SOURCE RECORDS:
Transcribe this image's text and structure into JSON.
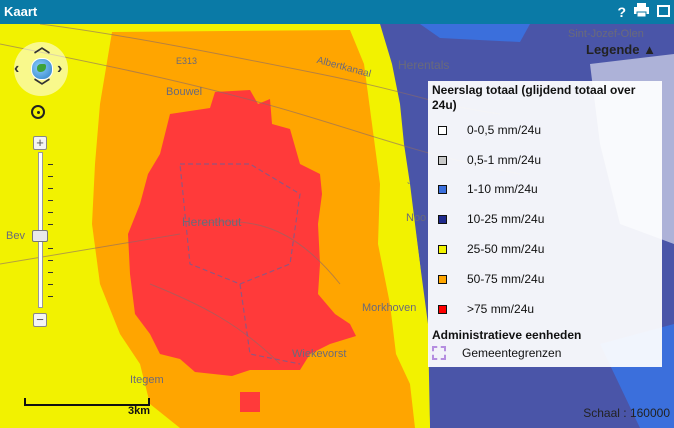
{
  "window": {
    "title": "Kaart"
  },
  "toolbar": {
    "help_icon": "?",
    "print_icon": "printer-icon",
    "window_icon": "maximize-icon"
  },
  "map": {
    "places": [
      "Sint-Jozef-Olen",
      "Herentals",
      "Bouwel",
      "Herenthout",
      "Bev",
      "Noo",
      "Morkhoven",
      "Wiekevorst",
      "Itegem",
      "E313",
      "Albertkanaal"
    ],
    "scale_bar_label": "3km",
    "scale_text": "Schaal : 160000"
  },
  "legend": {
    "header": "Legende ▲",
    "layer_title": "Neerslag totaal (glijdend totaal over 24u)",
    "items": [
      {
        "label": "0-0,5 mm/24u",
        "color": "#ffffff"
      },
      {
        "label": "0,5-1 mm/24u",
        "color": "#c8c8c8"
      },
      {
        "label": "1-10 mm/24u",
        "color": "#3b6fdc"
      },
      {
        "label": "10-25 mm/24u",
        "color": "#1f2a8c"
      },
      {
        "label": "25-50 mm/24u",
        "color": "#f2f200"
      },
      {
        "label": "50-75 mm/24u",
        "color": "#ffa500"
      },
      {
        "label": ">75 mm/24u",
        "color": "#ff0000"
      }
    ],
    "admin_title": "Administratieve eenheden",
    "admin_item": "Gemeentegrenzen"
  },
  "colors": {
    "titlebar": "#0a7aa6",
    "yellow": "#f2f200",
    "orange": "#ffa500",
    "red": "#ff3a3a",
    "blue": "#4a55a8"
  }
}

DIRECTIVE: Without the pictures, repeat all the records word for word.

TASK RESPONSE:
Transcribe this image's text and structure into JSON.
{
  "window": {
    "title": "Kaart"
  },
  "toolbar": {
    "help_icon": "?",
    "print_icon": "printer-icon",
    "window_icon": "maximize-icon"
  },
  "map": {
    "places": [
      "Sint-Jozef-Olen",
      "Herentals",
      "Bouwel",
      "Herenthout",
      "Bev",
      "Noo",
      "Morkhoven",
      "Wiekevorst",
      "Itegem",
      "E313",
      "Albertkanaal"
    ],
    "scale_bar_label": "3km",
    "scale_text": "Schaal : 160000"
  },
  "legend": {
    "header": "Legende ▲",
    "layer_title": "Neerslag totaal (glijdend totaal over 24u)",
    "items": [
      {
        "label": "0-0,5 mm/24u",
        "color": "#ffffff"
      },
      {
        "label": "0,5-1 mm/24u",
        "color": "#c8c8c8"
      },
      {
        "label": "1-10 mm/24u",
        "color": "#3b6fdc"
      },
      {
        "label": "10-25 mm/24u",
        "color": "#1f2a8c"
      },
      {
        "label": "25-50 mm/24u",
        "color": "#f2f200"
      },
      {
        "label": "50-75 mm/24u",
        "color": "#ffa500"
      },
      {
        "label": ">75 mm/24u",
        "color": "#ff0000"
      }
    ],
    "admin_title": "Administratieve eenheden",
    "admin_item": "Gemeentegrenzen"
  },
  "colors": {
    "titlebar": "#0a7aa6",
    "yellow": "#f2f200",
    "orange": "#ffa500",
    "red": "#ff3a3a",
    "blue": "#4a55a8"
  }
}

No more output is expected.